Collected data entries:
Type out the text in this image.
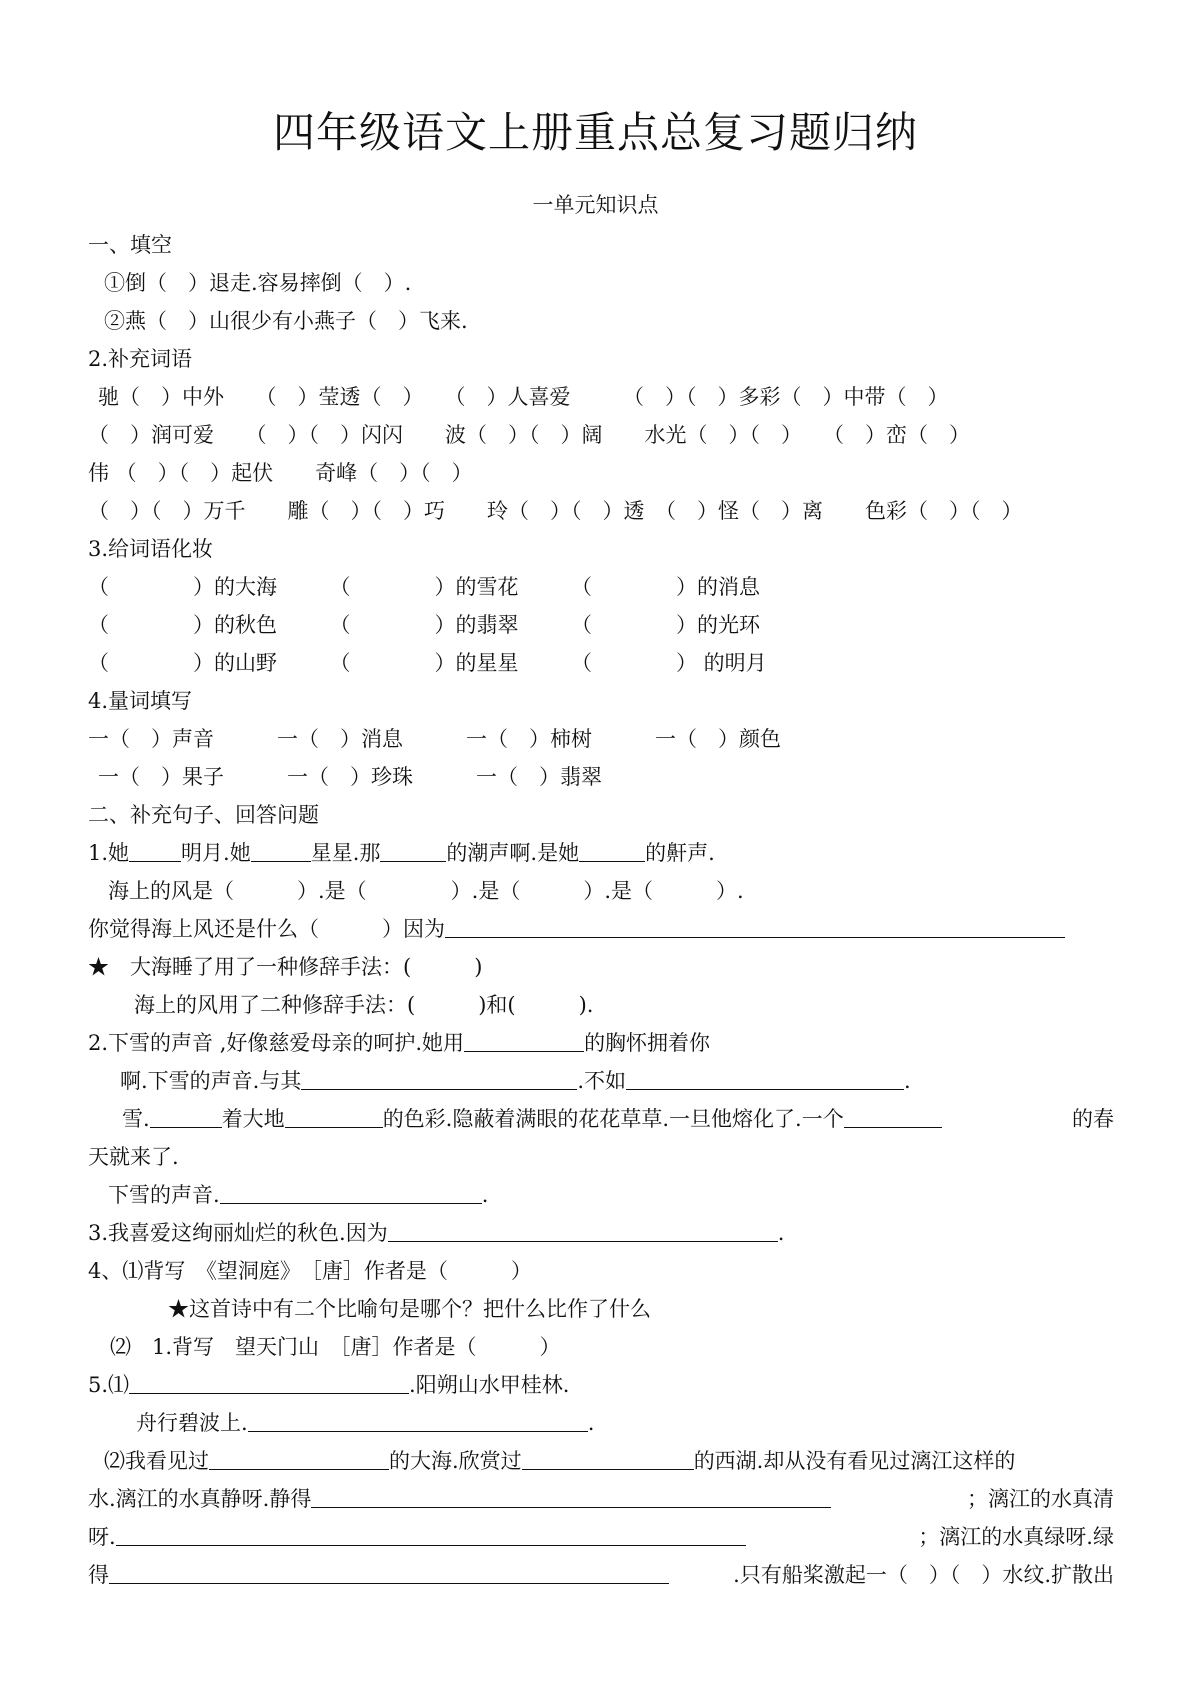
四年级语文上册重点总复习题归纳
一单元知识点
一、填空
①倒（　）退走.容易摔倒（　）.
②燕（　）山很少有小燕子（　）飞来.
2.补充词语
驰（　）中外　　（　）莹透（　）　　（　）人喜爱　　　（　）（　）多彩（　）中带（　）
（　）润可爱　　（　）（　）闪闪　　波（　）（　）阔　　水光（　）（　）　　（　）峦（　）
伟 （　）（　）起伏　　奇峰（　）（　）
（　）（　）万千　　雕（　）（　）巧　　玲（　）（　）透　（　）怪（　）离　　色彩（　）（　）
3.给词语化妆
（　　　　）的大海　　　（　　　　）的雪花　　　（　　　　）的消息
（　　　　）的秋色　　　（　　　　）的翡翠　　　（　　　　）的光环
（　　　　）的山野　　　（　　　　）的星星　　　（　　　　） 的明月
4.量词填写
一（　）声音　　　一（　）消息　　　一（　）柿树　　　一（　）颜色
一（　）果子　　　一（　）珍珠　　　一（　）翡翠
二、补充句子、回答问题
1.她 明月.她	星星.那	的潮声啊.是她	的鼾声.
海上的风是（　　　）.是（　　　　）.是（　　　）.是（　　　）.
你觉得海上风还是什么（　　　）因为
★　大海睡了用了一种修辞手法：(　　　)
海上的风用了二种修辞手法：(　　　)和(　　　).
2.下雪的声音 ,好像慈爱母亲的呵护.她用	的胸怀拥着你
啊.下雪的声音.与其	.不如	.
雪.	着大地	的色彩.隐蔽着满眼的花花草草.一旦他熔化了.一个	的春
天就来了.
下雪的声音.	.
3.我喜爱这绚丽灿烂的秋色.因为	.
4、⑴背写　《望洞庭》　［唐］作者是（　　　）
★这首诗中有二个比喻句是哪个？把什么比作了什么
⑵　1.背写　望天门山　［唐］作者是（　　　）
5.⑴	.阳朔山水甲桂林.
舟行碧波上.	.
⑵我看见过	的大海.欣赏过	的西湖.却从没有看见过漓江这样的
水.漓江的水真静呀.静得	；漓江的水真清
呀.	；漓江的水真绿呀.绿
得	.只有船桨激起一（　）（　）水纹.扩散出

DIRECTIONS FOR THIS TASK:
Copy out all of the data word for word. Do not carry over any picture.

FINAL RESULT:
Type out the text in this image.
四年级语文上册重点总复习题归纳
一单元知识点
一、填空
①倒（　）退走.容易摔倒（　）.
②燕（　）山很少有小燕子（　）飞来.
2.补充词语
驰（　）中外　　（　）莹透（　）　　（　）人喜爱　　　（　）（　）多彩（　）中带（　）
（　）润可爱　　（　）（　）闪闪　　波（　）（　）阔　　水光（　）（　）　　（　）峦（　）
伟 （　）（　）起伏　　奇峰（　）（　）
（　）（　）万千　　雕（　）（　）巧　　玲（　）（　）透　（　）怪（　）离　　色彩（　）（　）
3.给词语化妆
（　　　　）的大海　　　（　　　　）的雪花　　　（　　　　）的消息
（　　　　）的秋色　　　（　　　　）的翡翠　　　（　　　　）的光环
（　　　　）的山野　　　（　　　　）的星星　　　（　　　　） 的明月
4.量词填写
一（　）声音　　　一（　）消息　　　一（　）柿树　　　一（　）颜色
一（　）果子　　　一（　）珍珠　　　一（　）翡翠
二、补充句子、回答问题
1.她 明月.她	星星.那	的潮声啊.是她	的鼾声.
海上的风是（　　　）.是（　　　　）.是（　　　）.是（　　　）.
你觉得海上风还是什么（　　　）因为
★　大海睡了用了一种修辞手法：(　　　)
海上的风用了二种修辞手法：(　　　)和(　　　).
2.下雪的声音 ,好像慈爱母亲的呵护.她用	的胸怀拥着你
啊.下雪的声音.与其	.不如	.
雪.	着大地	的色彩.隐蔽着满眼的花花草草.一旦他熔化了.一个	的春
天就来了.
下雪的声音.	.
3.我喜爱这绚丽灿烂的秋色.因为	.
4、⑴背写　《望洞庭》　［唐］作者是（　　　）
★这首诗中有二个比喻句是哪个？把什么比作了什么
⑵　1.背写　望天门山　［唐］作者是（　　　）
5.⑴	.阳朔山水甲桂林.
舟行碧波上.	.
⑵我看见过	的大海.欣赏过	的西湖.却从没有看见过漓江这样的
水.漓江的水真静呀.静得	；漓江的水真清
呀.	；漓江的水真绿呀.绿
得	.只有船桨激起一（　）（　）水纹.扩散出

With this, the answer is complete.